# What you should do
Produce an exact copy of all the data below, dropping every image.
__________
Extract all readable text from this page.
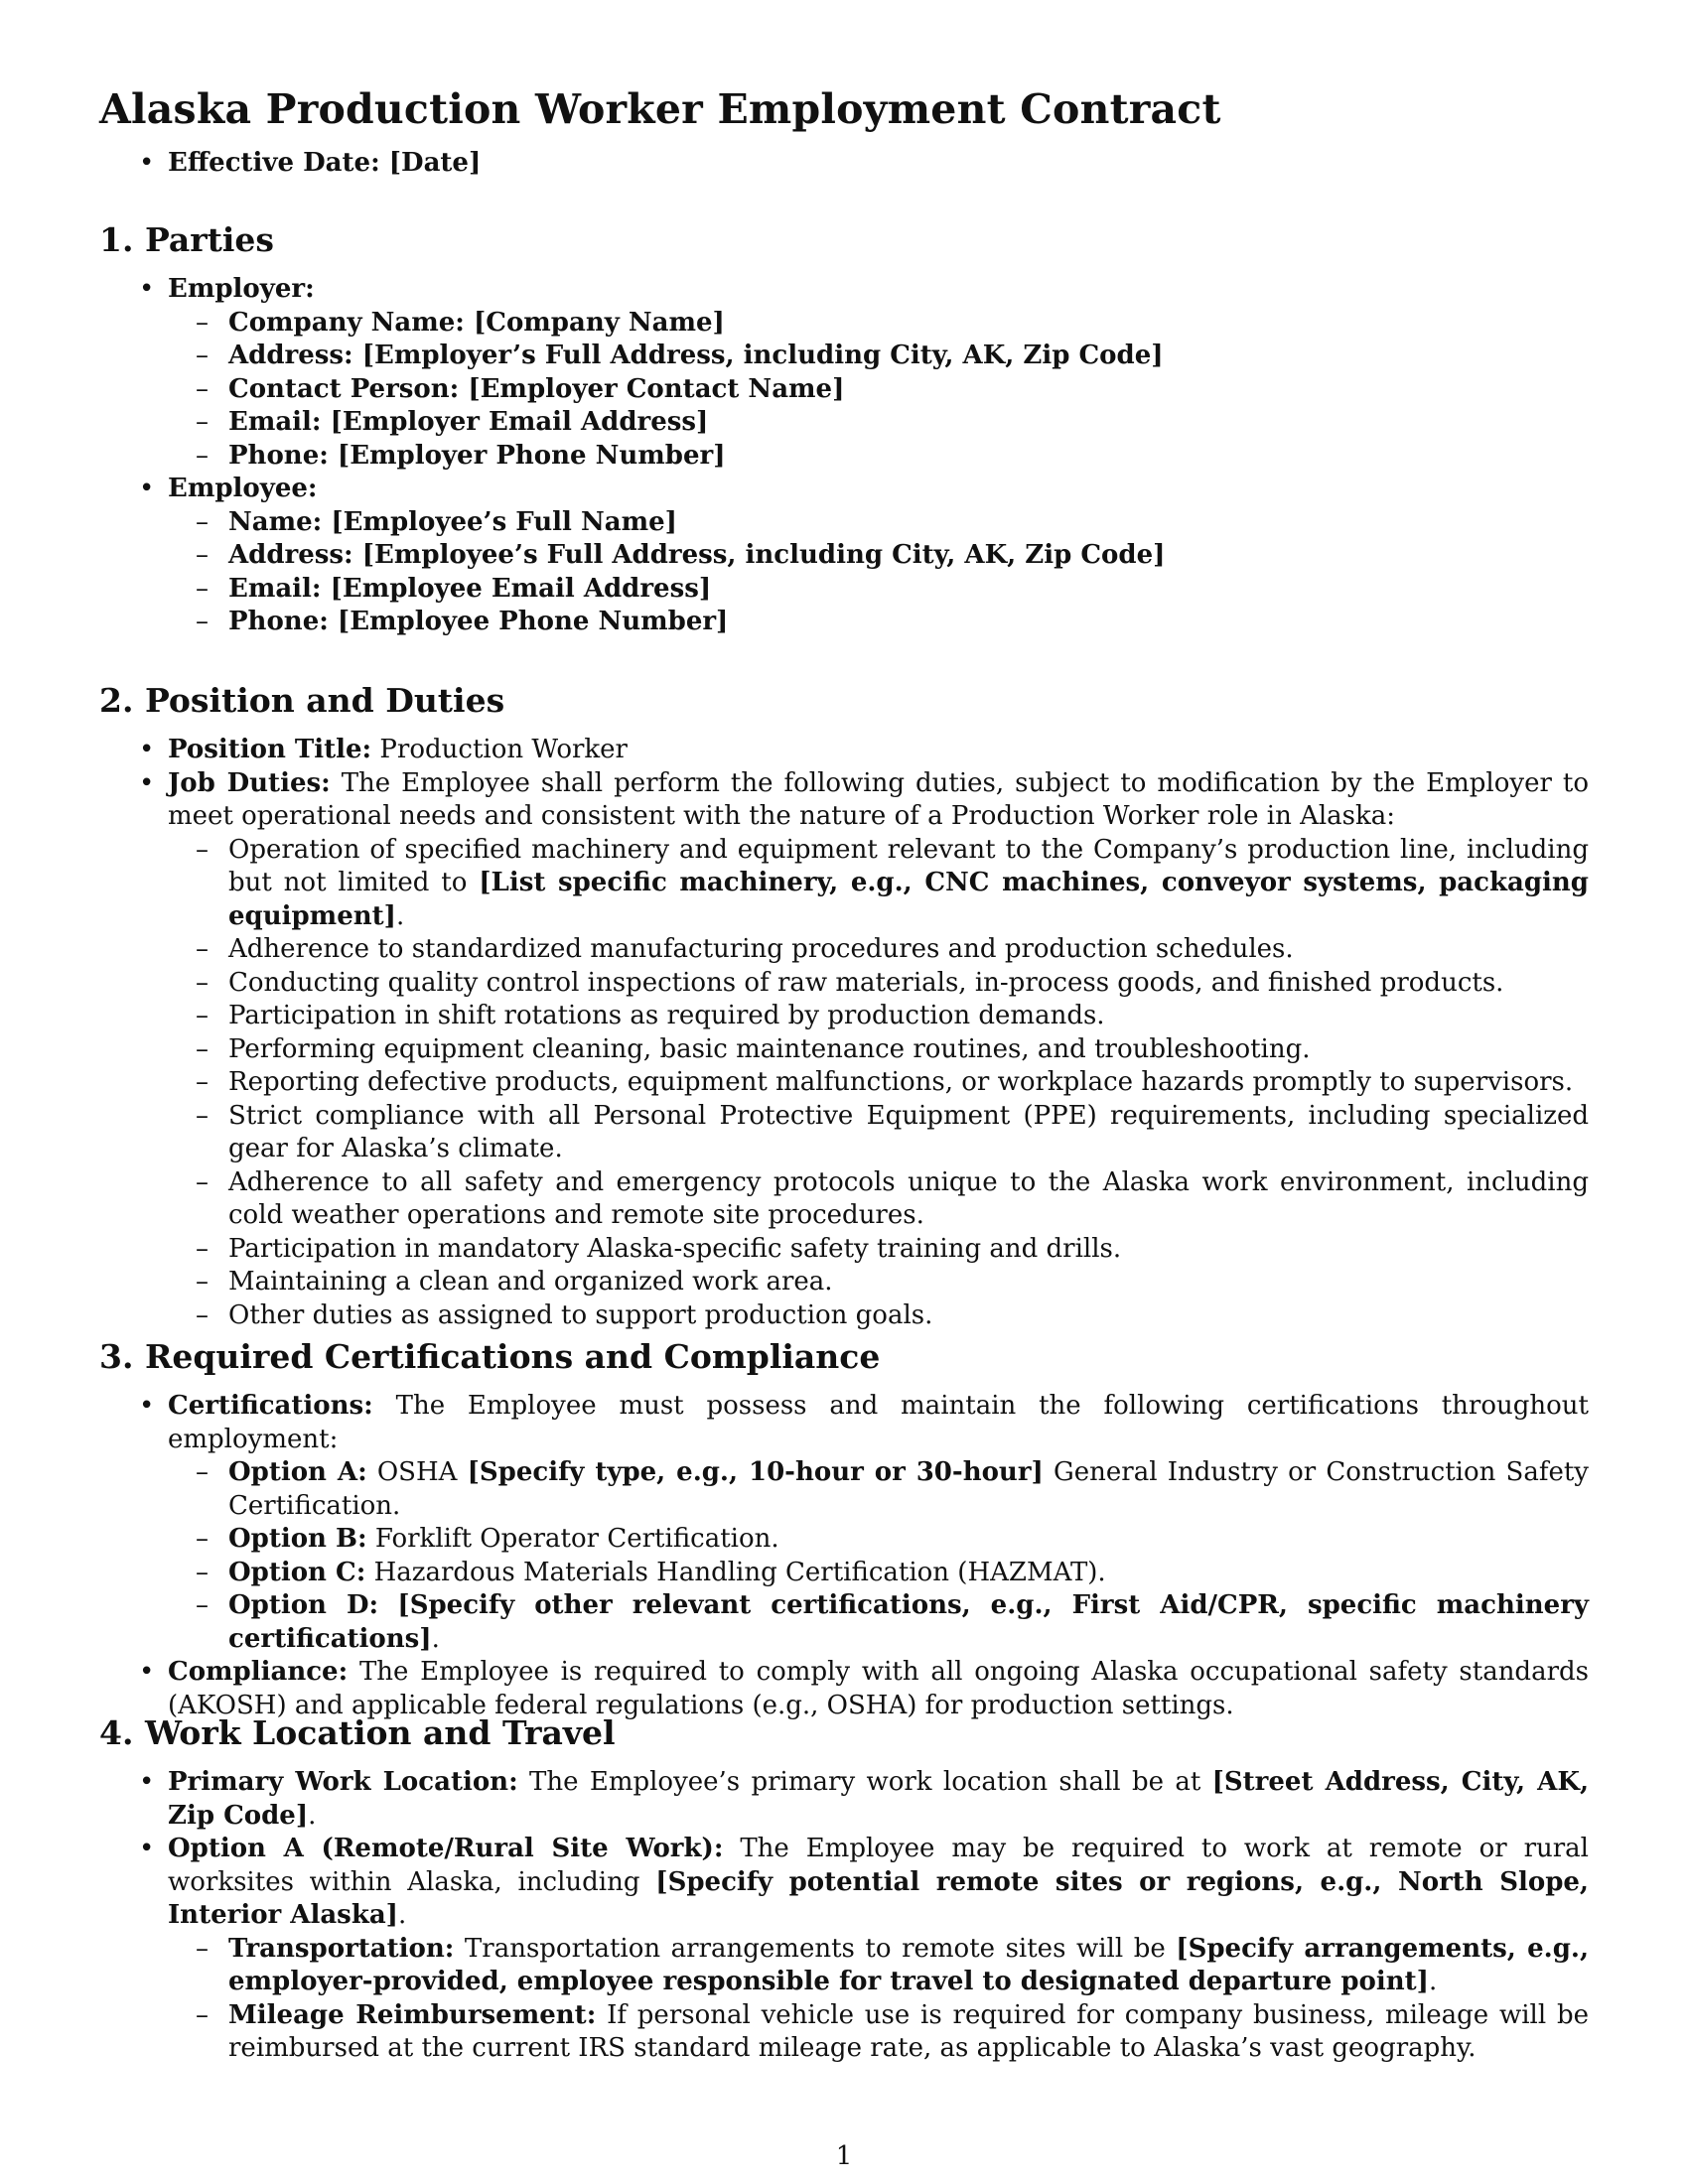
Alaska Production Worker Employment Contract
• Effective Date: [Date]
1. Parties
• Employer:
– Company Name: [Company Name]
– Address: [Employer’s Full Address, including City, AK, Zip Code]
– Contact Person: [Employer Contact Name]
– Email: [Employer Email Address]
– Phone: [Employer Phone Number]
• Employee:
– Name: [Employee’s Full Name]
– Address: [Employee’s Full Address, including City, AK, Zip Code]
– Email: [Employee Email Address]
– Phone: [Employee Phone Number]
2. Position and Duties
• Position Title: Production Worker
• Job Duties: The Employee shall perform the following duties, subject to modification by the Employer to meet operational needs and consistent with the nature of a Production Worker role in Alaska:
– Operation of specified machinery and equipment relevant to the Company’s production line, including but not limited to [List specific machinery, e.g., CNC machines, conveyor systems, packaging equipment].
– Adherence to standardized manufacturing procedures and production schedules.
– Conducting quality control inspections of raw materials, in-process goods, and finished products.
– Participation in shift rotations as required by production demands.
– Performing equipment cleaning, basic maintenance routines, and troubleshooting.
– Reporting defective products, equipment malfunctions, or workplace hazards promptly to supervisors.
– Strict compliance with all Personal Protective Equipment (PPE) requirements, including specialized gear for Alaska’s climate.
– Adherence to all safety and emergency protocols unique to the Alaska work environment, including cold weather operations and remote site procedures.
– Participation in mandatory Alaska-specific safety training and drills.
– Maintaining a clean and organized work area.
– Other duties as assigned to support production goals.
3. Required Certifications and Compliance
• Certifications: The Employee must possess and maintain the following certifications throughout employment:
– Option A: OSHA [Specify type, e.g., 10-hour or 30-hour] General Industry or Construction Safety Certification.
– Option B: Forklift Operator Certification.
– Option C: Hazardous Materials Handling Certification (HAZMAT).
– Option D: [Specify other relevant certifications, e.g., First Aid/CPR, specific machinery certifications].
• Compliance: The Employee is required to comply with all ongoing Alaska occupational safety standards (AKOSH) and applicable federal regulations (e.g., OSHA) for production settings.
4. Work Location and Travel
• Primary Work Location: The Employee’s primary work location shall be at [Street Address, City, AK, Zip Code].
• Option A (Remote/Rural Site Work): The Employee may be required to work at remote or rural worksites within Alaska, including [Specify potential remote sites or regions, e.g., North Slope, Interior Alaska].
– Transportation: Transportation arrangements to remote sites will be [Specify arrangements, e.g., employer-provided, employee responsible for travel to designated departure point].
– Mileage Reimbursement: If personal vehicle use is required for company business, mileage will be reimbursed at the current IRS standard mileage rate, as applicable to Alaska’s vast geography.
1
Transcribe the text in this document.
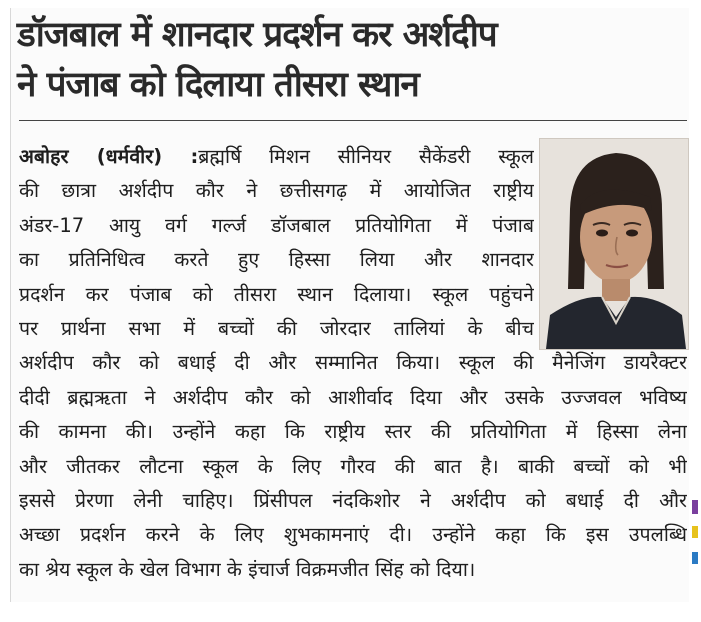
डॉजबाल में शानदार प्रदर्शन कर अर्शदीप
ने पंजाब को दिलाया तीसरा स्थान
अबोहर (धर्मवीर) :ब्रह्मर्षि मिशन सीनियर सैकेंडरी स्कूल
की छात्रा अर्शदीप कौर ने छत्तीसगढ़ में आयोजित राष्ट्रीय
अंडर-17 आयु वर्ग गर्ल्ज डॉजबाल प्रतियोगिता में पंजाब
का प्रतिनिधित्व करते हुए हिस्सा लिया और शानदार
प्रदर्शन कर पंजाब को तीसरा स्थान दिलाया। स्कूल पहुंचने
पर प्रार्थना सभा में बच्चों की जोरदार तालियां के बीच
अर्शदीप कौर को बधाई दी और सम्मानित किया। स्कूल की मैनेजिंग डायरैक्टर
दीदी ब्रह्मऋता ने अर्शदीप कौर को आशीर्वाद दिया और उसके उज्जवल भविष्य
की कामना की। उन्होंने कहा कि राष्ट्रीय स्तर की प्रतियोगिता में हिस्सा लेना
और जीतकर लौटना स्कूल के लिए गौरव की बात है। बाकी बच्चों को भी
इससे प्रेरणा लेनी चाहिए। प्रिंसीपल नंदकिशोर ने अर्शदीप को बधाई दी और
अच्छा प्रदर्शन करने के लिए शुभकामनाएं दी। उन्होंने कहा कि इस उपलब्धि
का श्रेय स्कूल के खेल विभाग के इंचार्ज विक्रमजीत सिंह को दिया।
__________
# Answer to the exercise
Extract all readable text from this page.
Alaska Production Worker Employment Contract
• Effective Date: [Date]
1. Parties
• Employer:
– Company Name: [Company Name]
– Address: [Employer’s Full Address, including City, AK, Zip Code]
– Contact Person: [Employer Contact Name]
– Email: [Employer Email Address]
– Phone: [Employer Phone Number]
• Employee:
– Name: [Employee’s Full Name]
– Address: [Employee’s Full Address, including City, AK, Zip Code]
– Email: [Employee Email Address]
– Phone: [Employee Phone Number]
2. Position and Duties
• Position Title: Production Worker
• Job Duties: The Employee shall perform the following duties, subject to modification by the Employer to meet operational needs and consistent with the nature of a Production Worker role in Alaska:
– Operation of specified machinery and equipment relevant to the Company’s production line, including but not limited to [List specific machinery, e.g., CNC machines, conveyor systems, packaging equipment].
– Adherence to standardized manufacturing procedures and production schedules.
– Conducting quality control inspections of raw materials, in-process goods, and finished products.
– Participation in shift rotations as required by production demands.
– Performing equipment cleaning, basic maintenance routines, and troubleshooting.
– Reporting defective products, equipment malfunctions, or workplace hazards promptly to supervisors.
– Strict compliance with all Personal Protective Equipment (PPE) requirements, including specialized gear for Alaska’s climate.
– Adherence to all safety and emergency protocols unique to the Alaska work environment, including cold weather operations and remote site procedures.
– Participation in mandatory Alaska-specific safety training and drills.
– Maintaining a clean and organized work area.
– Other duties as assigned to support production goals.
3. Required Certifications and Compliance
• Certifications: The Employee must possess and maintain the following certifications throughout employment:
– Option A: OSHA [Specify type, e.g., 10-hour or 30-hour] General Industry or Construction Safety Certification.
– Option B: Forklift Operator Certification.
– Option C: Hazardous Materials Handling Certification (HAZMAT).
– Option D: [Specify other relevant certifications, e.g., First Aid/CPR, specific machinery certifications].
• Compliance: The Employee is required to comply with all ongoing Alaska occupational safety standards (AKOSH) and applicable federal regulations (e.g., OSHA) for production settings.
4. Work Location and Travel
• Primary Work Location: The Employee’s primary work location shall be at [Street Address, City, AK, Zip Code].
• Option A (Remote/Rural Site Work): The Employee may be required to work at remote or rural worksites within Alaska, including [Specify potential remote sites or regions, e.g., North Slope, Interior Alaska].
– Transportation: Transportation arrangements to remote sites will be [Specify arrangements, e.g., employer-provided, employee responsible for travel to designated departure point].
– Mileage Reimbursement: If personal vehicle use is required for company business, mileage will be reimbursed at the current IRS standard mileage rate, as applicable to Alaska’s vast geography.
1
Transcribe the text in this document.
डॉजबाल में शानदार प्रदर्शन कर अर्शदीप
ने पंजाब को दिलाया तीसरा स्थान
अबोहर (धर्मवीर) :ब्रह्मर्षि मिशन सीनियर सैकेंडरी स्कूल
की छात्रा अर्शदीप कौर ने छत्तीसगढ़ में आयोजित राष्ट्रीय
अंडर-17 आयु वर्ग गर्ल्ज डॉजबाल प्रतियोगिता में पंजाब
का प्रतिनिधित्व करते हुए हिस्सा लिया और शानदार
प्रदर्शन कर पंजाब को तीसरा स्थान दिलाया। स्कूल पहुंचने
पर प्रार्थना सभा में बच्चों की जोरदार तालियां के बीच
अर्शदीप कौर को बधाई दी और सम्मानित किया। स्कूल की मैनेजिंग डायरैक्टर
दीदी ब्रह्मऋता ने अर्शदीप कौर को आशीर्वाद दिया और उसके उज्जवल भविष्य
की कामना की। उन्होंने कहा कि राष्ट्रीय स्तर की प्रतियोगिता में हिस्सा लेना
और जीतकर लौटना स्कूल के लिए गौरव की बात है। बाकी बच्चों को भी
इससे प्रेरणा लेनी चाहिए। प्रिंसीपल नंदकिशोर ने अर्शदीप को बधाई दी और
अच्छा प्रदर्शन करने के लिए शुभकामनाएं दी। उन्होंने कहा कि इस उपलब्धि
का श्रेय स्कूल के खेल विभाग के इंचार्ज विक्रमजीत सिंह को दिया।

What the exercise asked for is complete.